DATA SHOWN:
-- start --
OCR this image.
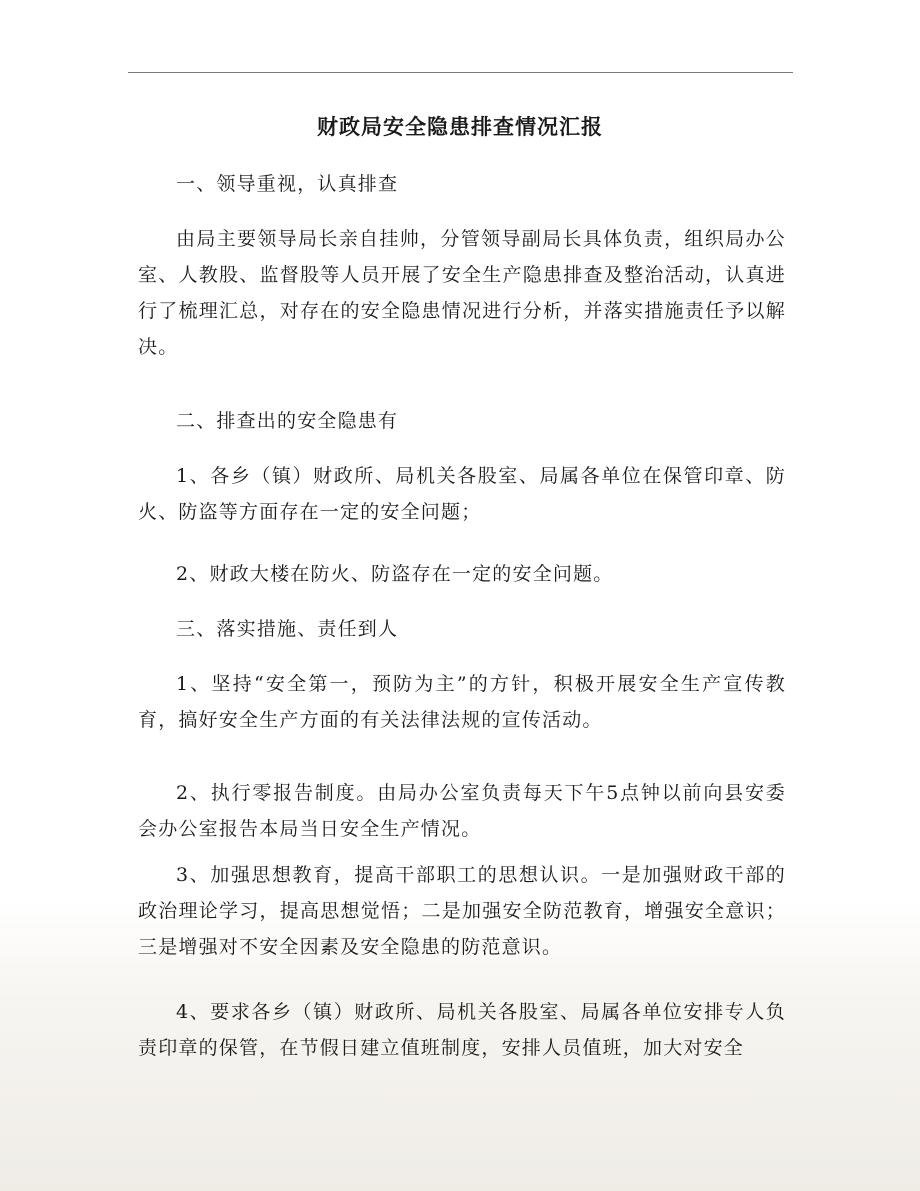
财政局安全隐患排查情况汇报

一、领导重视，认真排查

由局主要领导局长亲自挂帅，分管领导副局长具体负责，组织局办公室、人教股、监督股等人员开展了安全生产隐患排查及整治活动，认真进行了梳理汇总，对存在的安全隐患情况进行分析，并落实措施责任予以解决。

二、排查出的安全隐患有

1、各乡（镇）财政所、局机关各股室、局属各单位在保管印章、防火、防盗等方面存在一定的安全问题；

2、财政大楼在防火、防盗存在一定的安全问题。

三、落实措施、责任到人

1、坚持“安全第一，预防为主”的方针，积极开展安全生产宣传教育，搞好安全生产方面的有关法律法规的宣传活动。

2、执行零报告制度。由局办公室负责每天下午5点钟以前向县安委会办公室报告本局当日安全生产情况。

3、加强思想教育，提高干部职工的思想认识。一是加强财政干部的政治理论学习，提高思想觉悟；二是加强安全防范教育，增强安全意识；三是增强对不安全因素及安全隐患的防范意识。

4、要求各乡（镇）财政所、局机关各股室、局属各单位安排专人负责印章的保管，在节假日建立值班制度，安排人员值班，加大对安全
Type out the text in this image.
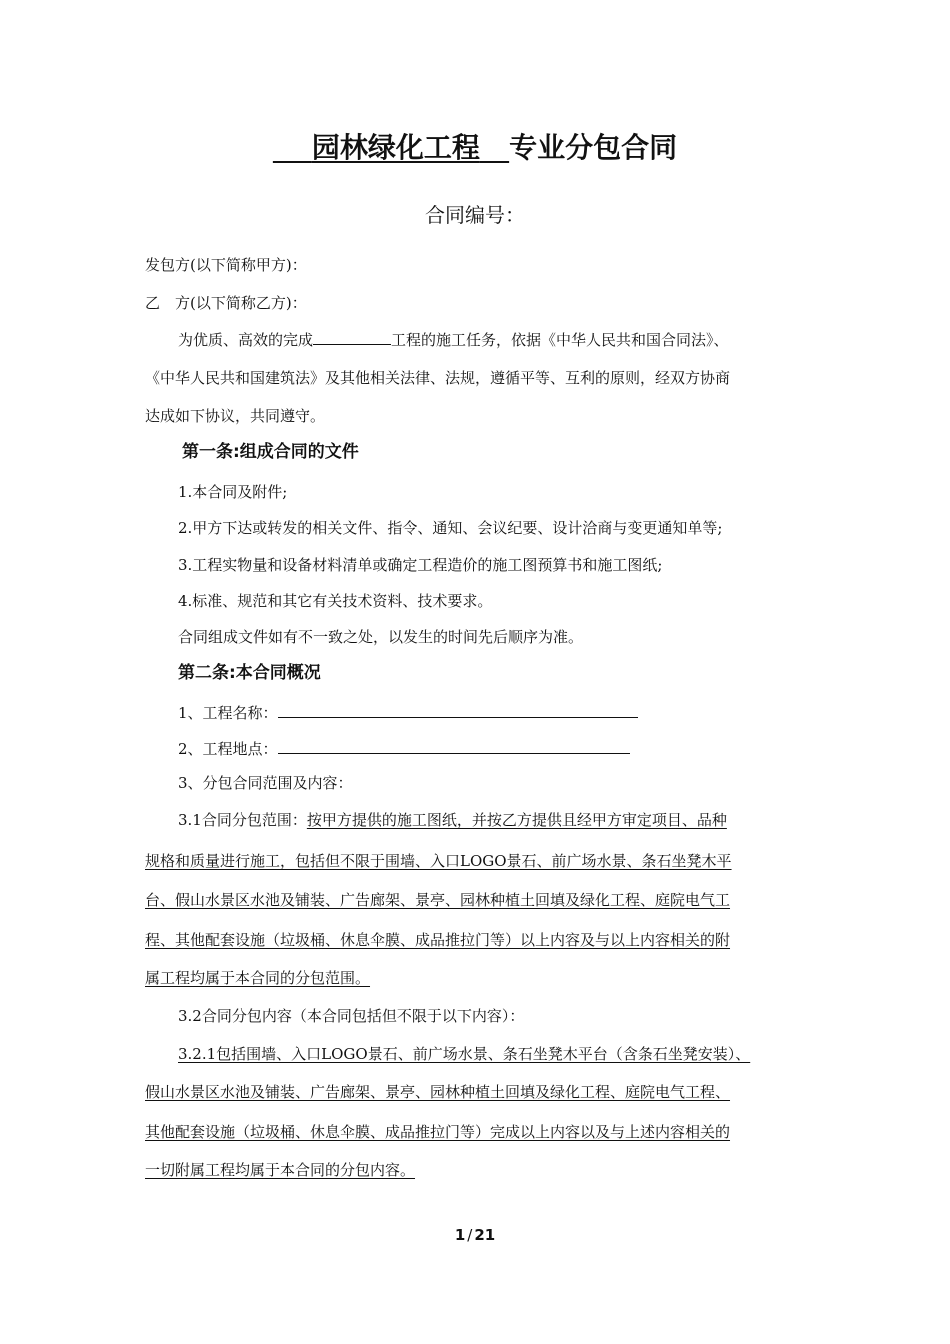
园林绿化工程 专业分包合同
合同编号：
发包方(以下简称甲方)：
乙　方(以下简称乙方)：
为优质、高效的完成	工程的施工任务，依据《中华人民共和国合同法》、
《中华人民共和国建筑法》及其他相关法律、法规，遵循平等、互利的原则，经双方协商
达成如下协议，共同遵守。
第一条:组成合同的文件
1.本合同及附件;
2.甲方下达或转发的相关文件、指令、通知、会议纪要、设计洽商与变更通知单等;
3.工程实物量和设备材料清单或确定工程造价的施工图预算书和施工图纸;
4.标准、规范和其它有关技术资料、技术要求。
合同组成文件如有不一致之处，以发生的时间先后顺序为准。
第二条:本合同概况
1、工程名称：
2、工程地点：
3、分包合同范围及内容：
3.1合同分包范围：按甲方提供的施工图纸，并按乙方提供且经甲方审定项目、品种
规格和质量进行施工，包括但不限于围墙、入口LOGO景石、前广场水景、条石坐凳木平
台、假山水景区水池及铺装、广告廊架、景亭、园林种植土回填及绿化工程、庭院电气工
程、其他配套设施（垃圾桶、休息伞膜、成品推拉门等）以上内容及与以上内容相关的附
属工程均属于本合同的分包范围。
3.2合同分包内容（本合同包括但不限于以下内容）：
3.2.1包括围墙、入口LOGO景石、前广场水景、条石坐凳木平台（含条石坐凳安装）、
假山水景区水池及铺装、广告廊架、景亭、园林种植土回填及绿化工程、庭院电气工程、
其他配套设施（垃圾桶、休息伞膜、成品推拉门等）完成以上内容以及与上述内容相关的
一切附属工程均属于本合同的分包内容。
1 / 21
-- end --
THE REQUEST: Each entry above is to be written out again unchanged, apart from the pictures, which are left out.

THE OUTPUT:
OCR this image.
财政局安全隐患排查情况汇报

一、领导重视，认真排查

由局主要领导局长亲自挂帅，分管领导副局长具体负责，组织局办公室、人教股、监督股等人员开展了安全生产隐患排查及整治活动，认真进行了梳理汇总，对存在的安全隐患情况进行分析，并落实措施责任予以解决。

二、排查出的安全隐患有

1、各乡（镇）财政所、局机关各股室、局属各单位在保管印章、防火、防盗等方面存在一定的安全问题；

2、财政大楼在防火、防盗存在一定的安全问题。

三、落实措施、责任到人

1、坚持“安全第一，预防为主”的方针，积极开展安全生产宣传教育，搞好安全生产方面的有关法律法规的宣传活动。

2、执行零报告制度。由局办公室负责每天下午5点钟以前向县安委会办公室报告本局当日安全生产情况。

3、加强思想教育，提高干部职工的思想认识。一是加强财政干部的政治理论学习，提高思想觉悟；二是加强安全防范教育，增强安全意识；三是增强对不安全因素及安全隐患的防范意识。

4、要求各乡（镇）财政所、局机关各股室、局属各单位安排专人负责印章的保管，在节假日建立值班制度，安排人员值班，加大对安全
Type out the text in this image.
园林绿化工程 专业分包合同
合同编号：
发包方(以下简称甲方)：
乙　方(以下简称乙方)：
为优质、高效的完成	工程的施工任务，依据《中华人民共和国合同法》、
《中华人民共和国建筑法》及其他相关法律、法规，遵循平等、互利的原则，经双方协商
达成如下协议，共同遵守。
第一条:组成合同的文件
1.本合同及附件;
2.甲方下达或转发的相关文件、指令、通知、会议纪要、设计洽商与变更通知单等;
3.工程实物量和设备材料清单或确定工程造价的施工图预算书和施工图纸;
4.标准、规范和其它有关技术资料、技术要求。
合同组成文件如有不一致之处，以发生的时间先后顺序为准。
第二条:本合同概况
1、工程名称：
2、工程地点：
3、分包合同范围及内容：
3.1合同分包范围：按甲方提供的施工图纸，并按乙方提供且经甲方审定项目、品种
规格和质量进行施工，包括但不限于围墙、入口LOGO景石、前广场水景、条石坐凳木平
台、假山水景区水池及铺装、广告廊架、景亭、园林种植土回填及绿化工程、庭院电气工
程、其他配套设施（垃圾桶、休息伞膜、成品推拉门等）以上内容及与以上内容相关的附
属工程均属于本合同的分包范围。
3.2合同分包内容（本合同包括但不限于以下内容）：
3.2.1包括围墙、入口LOGO景石、前广场水景、条石坐凳木平台（含条石坐凳安装）、
假山水景区水池及铺装、广告廊架、景亭、园林种植土回填及绿化工程、庭院电气工程、
其他配套设施（垃圾桶、休息伞膜、成品推拉门等）完成以上内容以及与上述内容相关的
一切附属工程均属于本合同的分包内容。
1 / 21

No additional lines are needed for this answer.